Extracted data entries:
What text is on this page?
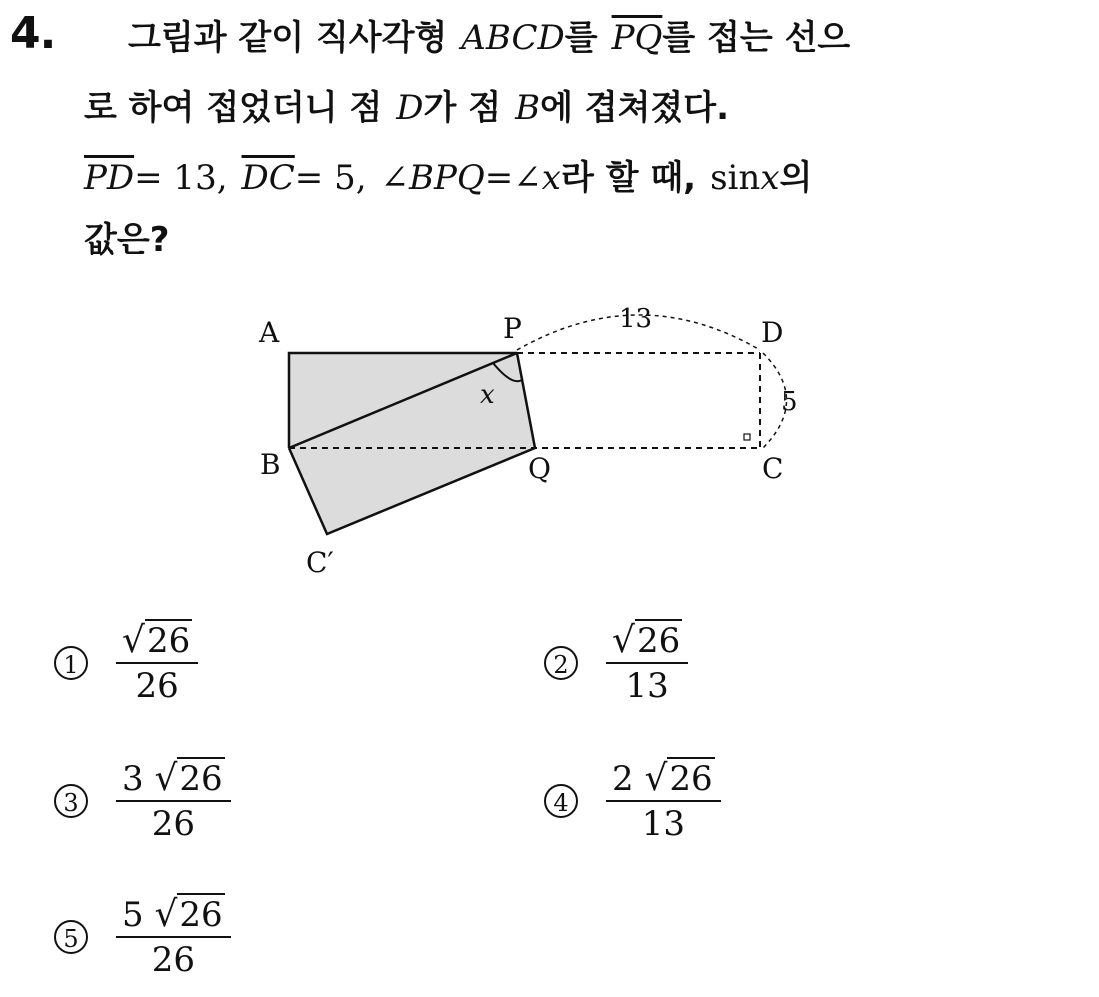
4. 그림과 같이 직사각형 ABCD를 $\overline{PQ}$를 접는 선으
로 하여 접었더니 점 D가 점 B에 겹쳐졌다.
$\overline{PD}= 13$, $\overline{DC}= 5$, ∠BPQ=∠x라 할 때, sinx의
값은?
A	P	D
B	Q	C
C′
13
5
x
1
√26
26
2
√26
13
3
3 √26
26
4
2 √26
13
5
5 √26
26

Exercise requirements: Omit every picture, and otherwise quote the entries exactly.

Answer to this exercise:
What text is on this page?
4. 그림과 같이 직사각형 ABCD를 $\overline{PQ}$를 접는 선으
로 하여 접었더니 점 D가 점 B에 겹쳐졌다.
$\overline{PD}= 13$, $\overline{DC}= 5$, ∠BPQ=∠x라 할 때, sinx의
값은?
A	P	D
B	Q	C
C′
13
5
x
1
√26
26
2
√26
13
3
3 √26
26
4
2 √26
13
5
5 √26
26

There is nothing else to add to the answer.